> _Problem to solve_:
Return each row below that contains the string "body" and copy it in full. Case counts, so uppercase and lowercase letters must match.

> _Data for this task_:

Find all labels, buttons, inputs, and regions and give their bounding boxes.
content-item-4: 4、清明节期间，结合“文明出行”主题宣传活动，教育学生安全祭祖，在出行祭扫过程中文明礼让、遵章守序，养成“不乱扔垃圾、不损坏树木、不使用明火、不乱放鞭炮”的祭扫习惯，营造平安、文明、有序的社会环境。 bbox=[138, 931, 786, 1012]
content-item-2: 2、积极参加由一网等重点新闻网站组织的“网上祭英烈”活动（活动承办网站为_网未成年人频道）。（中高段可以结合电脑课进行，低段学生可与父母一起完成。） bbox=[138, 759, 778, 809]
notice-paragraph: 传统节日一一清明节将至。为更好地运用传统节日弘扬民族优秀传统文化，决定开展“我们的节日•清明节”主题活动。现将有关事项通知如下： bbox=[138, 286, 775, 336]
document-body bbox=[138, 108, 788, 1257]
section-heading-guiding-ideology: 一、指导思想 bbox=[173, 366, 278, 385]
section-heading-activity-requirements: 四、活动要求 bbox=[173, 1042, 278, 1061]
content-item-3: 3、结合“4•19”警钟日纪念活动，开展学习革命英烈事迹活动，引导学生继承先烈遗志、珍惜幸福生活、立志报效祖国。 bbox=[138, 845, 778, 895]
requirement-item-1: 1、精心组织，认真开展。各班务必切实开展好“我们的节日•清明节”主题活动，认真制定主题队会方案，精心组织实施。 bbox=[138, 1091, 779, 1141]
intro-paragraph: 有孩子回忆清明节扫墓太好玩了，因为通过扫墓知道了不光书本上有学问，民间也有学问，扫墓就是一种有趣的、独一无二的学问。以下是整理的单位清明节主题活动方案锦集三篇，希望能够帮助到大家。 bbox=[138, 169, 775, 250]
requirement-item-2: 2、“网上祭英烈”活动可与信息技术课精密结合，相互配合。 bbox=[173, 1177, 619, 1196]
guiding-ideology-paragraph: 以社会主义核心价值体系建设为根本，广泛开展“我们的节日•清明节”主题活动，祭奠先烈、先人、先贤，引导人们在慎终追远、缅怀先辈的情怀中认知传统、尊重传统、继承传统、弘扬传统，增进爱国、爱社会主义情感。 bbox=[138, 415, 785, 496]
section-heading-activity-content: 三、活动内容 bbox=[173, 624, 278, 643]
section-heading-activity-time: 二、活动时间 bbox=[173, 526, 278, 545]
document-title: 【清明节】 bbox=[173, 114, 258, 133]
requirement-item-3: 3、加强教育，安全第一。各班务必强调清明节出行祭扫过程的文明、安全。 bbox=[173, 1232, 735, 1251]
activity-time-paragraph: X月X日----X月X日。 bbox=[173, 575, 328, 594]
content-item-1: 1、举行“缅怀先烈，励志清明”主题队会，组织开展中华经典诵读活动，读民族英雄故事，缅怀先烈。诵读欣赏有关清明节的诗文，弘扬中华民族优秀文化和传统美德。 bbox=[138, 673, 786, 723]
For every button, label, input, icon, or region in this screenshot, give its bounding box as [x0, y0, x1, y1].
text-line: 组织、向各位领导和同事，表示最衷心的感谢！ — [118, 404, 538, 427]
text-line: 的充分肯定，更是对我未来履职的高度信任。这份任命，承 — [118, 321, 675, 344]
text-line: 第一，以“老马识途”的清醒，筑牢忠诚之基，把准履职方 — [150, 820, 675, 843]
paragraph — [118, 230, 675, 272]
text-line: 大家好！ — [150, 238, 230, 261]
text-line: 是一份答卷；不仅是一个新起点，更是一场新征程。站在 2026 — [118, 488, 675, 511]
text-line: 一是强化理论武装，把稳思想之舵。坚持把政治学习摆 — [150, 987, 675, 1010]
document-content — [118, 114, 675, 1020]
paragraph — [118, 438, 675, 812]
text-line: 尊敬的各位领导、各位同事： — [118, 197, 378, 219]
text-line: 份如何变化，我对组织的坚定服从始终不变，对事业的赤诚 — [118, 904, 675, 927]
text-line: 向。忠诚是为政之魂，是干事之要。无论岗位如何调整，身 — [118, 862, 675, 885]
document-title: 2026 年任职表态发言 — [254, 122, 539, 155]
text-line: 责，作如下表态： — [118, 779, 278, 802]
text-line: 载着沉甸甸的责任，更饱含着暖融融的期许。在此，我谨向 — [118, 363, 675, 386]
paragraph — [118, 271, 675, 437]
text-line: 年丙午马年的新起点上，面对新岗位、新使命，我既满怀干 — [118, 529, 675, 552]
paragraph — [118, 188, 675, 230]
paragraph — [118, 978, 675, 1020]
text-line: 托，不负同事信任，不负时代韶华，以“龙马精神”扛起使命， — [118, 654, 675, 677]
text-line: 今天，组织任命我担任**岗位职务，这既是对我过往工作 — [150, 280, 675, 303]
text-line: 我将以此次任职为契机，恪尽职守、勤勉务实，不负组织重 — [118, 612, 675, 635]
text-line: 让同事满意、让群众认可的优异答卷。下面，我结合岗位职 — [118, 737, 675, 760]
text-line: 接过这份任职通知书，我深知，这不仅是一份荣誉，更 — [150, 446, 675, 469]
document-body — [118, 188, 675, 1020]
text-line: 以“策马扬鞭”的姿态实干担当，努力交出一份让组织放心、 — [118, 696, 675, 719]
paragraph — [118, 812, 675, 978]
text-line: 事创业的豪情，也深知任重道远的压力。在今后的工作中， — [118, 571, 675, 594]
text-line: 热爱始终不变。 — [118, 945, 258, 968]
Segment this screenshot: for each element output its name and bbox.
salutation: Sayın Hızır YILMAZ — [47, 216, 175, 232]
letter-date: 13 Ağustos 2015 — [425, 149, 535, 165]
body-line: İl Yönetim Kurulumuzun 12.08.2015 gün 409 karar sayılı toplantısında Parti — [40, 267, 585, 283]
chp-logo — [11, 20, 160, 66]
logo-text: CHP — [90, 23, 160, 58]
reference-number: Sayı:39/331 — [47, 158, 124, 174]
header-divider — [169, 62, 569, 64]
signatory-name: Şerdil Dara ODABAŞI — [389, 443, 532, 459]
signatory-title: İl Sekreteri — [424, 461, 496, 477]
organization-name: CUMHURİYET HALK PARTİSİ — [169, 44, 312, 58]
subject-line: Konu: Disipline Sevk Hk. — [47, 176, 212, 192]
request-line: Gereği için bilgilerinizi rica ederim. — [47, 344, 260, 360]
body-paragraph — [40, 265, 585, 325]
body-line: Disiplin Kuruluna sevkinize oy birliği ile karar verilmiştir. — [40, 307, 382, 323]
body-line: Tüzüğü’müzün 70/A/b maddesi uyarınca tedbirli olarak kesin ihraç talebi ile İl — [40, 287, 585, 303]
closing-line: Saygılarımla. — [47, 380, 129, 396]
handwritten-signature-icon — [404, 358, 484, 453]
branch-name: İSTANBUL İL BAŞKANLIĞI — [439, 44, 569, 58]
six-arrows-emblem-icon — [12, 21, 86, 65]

> _Result of this task_:
document-body bbox=[138, 108, 788, 1257]
document-body — [118, 188, 675, 1020]
body-line: İl Yönetim Kurulumuzun 12.08.2015 gün 409 karar sayılı toplantısında Parti — [40, 267, 585, 283]
body-paragraph — [40, 265, 585, 325]
body-line: Disiplin Kuruluna sevkinize oy birliği ile karar verilmiştir. — [40, 307, 382, 323]
body-line: Tüzüğü’müzün 70/A/b maddesi uyarınca tedbirli olarak kesin ihraç talebi ile İl — [40, 287, 585, 303]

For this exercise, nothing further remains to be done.